#### [WRITTEN INSTRUCTION]
Print out every line, exactly as written.

#### [RECORDED INFORMATION]
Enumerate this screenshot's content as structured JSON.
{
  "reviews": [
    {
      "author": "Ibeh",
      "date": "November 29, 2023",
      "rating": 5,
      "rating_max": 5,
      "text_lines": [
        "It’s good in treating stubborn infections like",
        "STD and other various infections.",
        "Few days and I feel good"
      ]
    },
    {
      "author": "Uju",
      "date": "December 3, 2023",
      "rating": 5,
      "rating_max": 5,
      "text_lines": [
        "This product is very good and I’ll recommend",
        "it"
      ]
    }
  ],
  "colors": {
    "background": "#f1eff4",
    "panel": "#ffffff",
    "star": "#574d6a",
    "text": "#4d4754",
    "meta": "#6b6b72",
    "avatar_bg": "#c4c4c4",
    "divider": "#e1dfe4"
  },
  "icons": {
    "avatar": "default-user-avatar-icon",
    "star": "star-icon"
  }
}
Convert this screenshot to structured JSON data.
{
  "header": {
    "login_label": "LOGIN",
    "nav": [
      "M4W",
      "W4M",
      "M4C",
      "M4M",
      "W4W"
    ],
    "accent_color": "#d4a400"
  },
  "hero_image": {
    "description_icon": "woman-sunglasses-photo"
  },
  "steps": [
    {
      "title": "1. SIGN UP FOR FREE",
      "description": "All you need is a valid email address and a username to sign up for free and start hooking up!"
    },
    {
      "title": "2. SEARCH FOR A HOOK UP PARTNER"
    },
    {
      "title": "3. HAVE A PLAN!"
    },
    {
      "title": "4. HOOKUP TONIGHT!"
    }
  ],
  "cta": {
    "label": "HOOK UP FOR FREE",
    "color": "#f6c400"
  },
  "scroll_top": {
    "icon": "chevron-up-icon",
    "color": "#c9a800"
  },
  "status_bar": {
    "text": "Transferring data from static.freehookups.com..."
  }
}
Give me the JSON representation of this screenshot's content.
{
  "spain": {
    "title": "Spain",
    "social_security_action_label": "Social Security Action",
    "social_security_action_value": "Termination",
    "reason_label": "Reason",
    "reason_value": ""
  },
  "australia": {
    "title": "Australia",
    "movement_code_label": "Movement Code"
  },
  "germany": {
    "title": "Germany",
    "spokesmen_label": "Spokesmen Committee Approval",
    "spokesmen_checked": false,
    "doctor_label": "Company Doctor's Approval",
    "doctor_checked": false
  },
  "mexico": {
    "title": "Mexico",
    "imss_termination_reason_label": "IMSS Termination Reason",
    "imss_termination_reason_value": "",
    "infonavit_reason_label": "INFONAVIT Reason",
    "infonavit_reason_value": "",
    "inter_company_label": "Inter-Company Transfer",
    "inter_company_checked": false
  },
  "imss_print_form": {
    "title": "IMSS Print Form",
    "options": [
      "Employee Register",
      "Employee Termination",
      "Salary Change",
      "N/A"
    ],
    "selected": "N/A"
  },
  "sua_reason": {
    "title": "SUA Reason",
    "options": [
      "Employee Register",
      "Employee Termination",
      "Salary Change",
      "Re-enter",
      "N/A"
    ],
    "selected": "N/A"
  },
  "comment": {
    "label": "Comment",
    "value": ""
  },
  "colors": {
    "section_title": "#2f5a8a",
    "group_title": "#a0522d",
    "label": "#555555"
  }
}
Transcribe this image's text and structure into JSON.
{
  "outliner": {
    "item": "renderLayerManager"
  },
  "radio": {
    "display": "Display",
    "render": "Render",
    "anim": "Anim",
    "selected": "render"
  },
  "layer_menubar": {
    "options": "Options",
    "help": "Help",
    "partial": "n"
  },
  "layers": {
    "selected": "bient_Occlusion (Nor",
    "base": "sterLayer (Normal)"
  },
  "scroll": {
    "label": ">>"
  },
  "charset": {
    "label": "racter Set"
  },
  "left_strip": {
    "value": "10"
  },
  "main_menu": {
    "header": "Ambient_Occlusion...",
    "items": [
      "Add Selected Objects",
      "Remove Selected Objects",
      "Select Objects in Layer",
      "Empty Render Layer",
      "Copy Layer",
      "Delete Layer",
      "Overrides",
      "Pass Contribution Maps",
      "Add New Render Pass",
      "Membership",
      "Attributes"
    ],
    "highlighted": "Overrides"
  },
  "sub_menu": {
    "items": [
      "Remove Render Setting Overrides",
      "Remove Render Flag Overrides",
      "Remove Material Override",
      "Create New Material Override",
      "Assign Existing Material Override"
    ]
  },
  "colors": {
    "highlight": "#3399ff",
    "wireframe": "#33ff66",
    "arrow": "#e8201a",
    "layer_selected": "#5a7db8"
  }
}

#### [ANSWER FOR THE TASK]
Enumerate this screenshot's content as structured JSON.
{
  "reviews": [
    {
      "author": "Ibeh",
      "date": "November 29, 2023",
      "rating": 5,
      "rating_max": 5,
      "text_lines": [
        "It’s good in treating stubborn infections like",
        "STD and other various infections.",
        "Few days and I feel good"
      ]
    },
    {
      "author": "Uju",
      "date": "December 3, 2023",
      "rating": 5,
      "rating_max": 5,
      "text_lines": [
        "This product is very good and I’ll recommend",
        "it"
      ]
    }
  ],
  "colors": {
    "background": "#f1eff4",
    "panel": "#ffffff",
    "star": "#574d6a",
    "text": "#4d4754",
    "meta": "#6b6b72",
    "avatar_bg": "#c4c4c4",
    "divider": "#e1dfe4"
  },
  "icons": {
    "avatar": "default-user-avatar-icon",
    "star": "star-icon"
  }
}
Convert this screenshot to structured JSON data.
{
  "header": {
    "login_label": "LOGIN",
    "nav": [
      "M4W",
      "W4M",
      "M4C",
      "M4M",
      "W4W"
    ],
    "accent_color": "#d4a400"
  },
  "hero_image": {
    "description_icon": "woman-sunglasses-photo"
  },
  "steps": [
    {
      "title": "1. SIGN UP FOR FREE",
      "description": "All you need is a valid email address and a username to sign up for free and start hooking up!"
    },
    {
      "title": "2. SEARCH FOR A HOOK UP PARTNER"
    },
    {
      "title": "3. HAVE A PLAN!"
    },
    {
      "title": "4. HOOKUP TONIGHT!"
    }
  ],
  "cta": {
    "label": "HOOK UP FOR FREE",
    "color": "#f6c400"
  },
  "scroll_top": {
    "icon": "chevron-up-icon",
    "color": "#c9a800"
  },
  "status_bar": {
    "text": "Transferring data from static.freehookups.com..."
  }
}
Give me the JSON representation of this screenshot's content.
{
  "spain": {
    "title": "Spain",
    "social_security_action_label": "Social Security Action",
    "social_security_action_value": "Termination",
    "reason_label": "Reason",
    "reason_value": ""
  },
  "australia": {
    "title": "Australia",
    "movement_code_label": "Movement Code"
  },
  "germany": {
    "title": "Germany",
    "spokesmen_label": "Spokesmen Committee Approval",
    "spokesmen_checked": false,
    "doctor_label": "Company Doctor's Approval",
    "doctor_checked": false
  },
  "mexico": {
    "title": "Mexico",
    "imss_termination_reason_label": "IMSS Termination Reason",
    "imss_termination_reason_value": "",
    "infonavit_reason_label": "INFONAVIT Reason",
    "infonavit_reason_value": "",
    "inter_company_label": "Inter-Company Transfer",
    "inter_company_checked": false
  },
  "imss_print_form": {
    "title": "IMSS Print Form",
    "options": [
      "Employee Register",
      "Employee Termination",
      "Salary Change",
      "N/A"
    ],
    "selected": "N/A"
  },
  "sua_reason": {
    "title": "SUA Reason",
    "options": [
      "Employee Register",
      "Employee Termination",
      "Salary Change",
      "Re-enter",
      "N/A"
    ],
    "selected": "N/A"
  },
  "comment": {
    "label": "Comment",
    "value": ""
  },
  "colors": {
    "section_title": "#2f5a8a",
    "group_title": "#a0522d",
    "label": "#555555"
  }
}
Transcribe this image's text and structure into JSON.
{
  "outliner": {
    "item": "renderLayerManager"
  },
  "radio": {
    "display": "Display",
    "render": "Render",
    "anim": "Anim",
    "selected": "render"
  },
  "layer_menubar": {
    "options": "Options",
    "help": "Help",
    "partial": "n"
  },
  "layers": {
    "selected": "bient_Occlusion (Nor",
    "base": "sterLayer (Normal)"
  },
  "scroll": {
    "label": ">>"
  },
  "charset": {
    "label": "racter Set"
  },
  "left_strip": {
    "value": "10"
  },
  "main_menu": {
    "header": "Ambient_Occlusion...",
    "items": [
      "Add Selected Objects",
      "Remove Selected Objects",
      "Select Objects in Layer",
      "Empty Render Layer",
      "Copy Layer",
      "Delete Layer",
      "Overrides",
      "Pass Contribution Maps",
      "Add New Render Pass",
      "Membership",
      "Attributes"
    ],
    "highlighted": "Overrides"
  },
  "sub_menu": {
    "items": [
      "Remove Render Setting Overrides",
      "Remove Render Flag Overrides",
      "Remove Material Override",
      "Create New Material Override",
      "Assign Existing Material Override"
    ]
  },
  "colors": {
    "highlight": "#3399ff",
    "wireframe": "#33ff66",
    "arrow": "#e8201a",
    "layer_selected": "#5a7db8"
  }
}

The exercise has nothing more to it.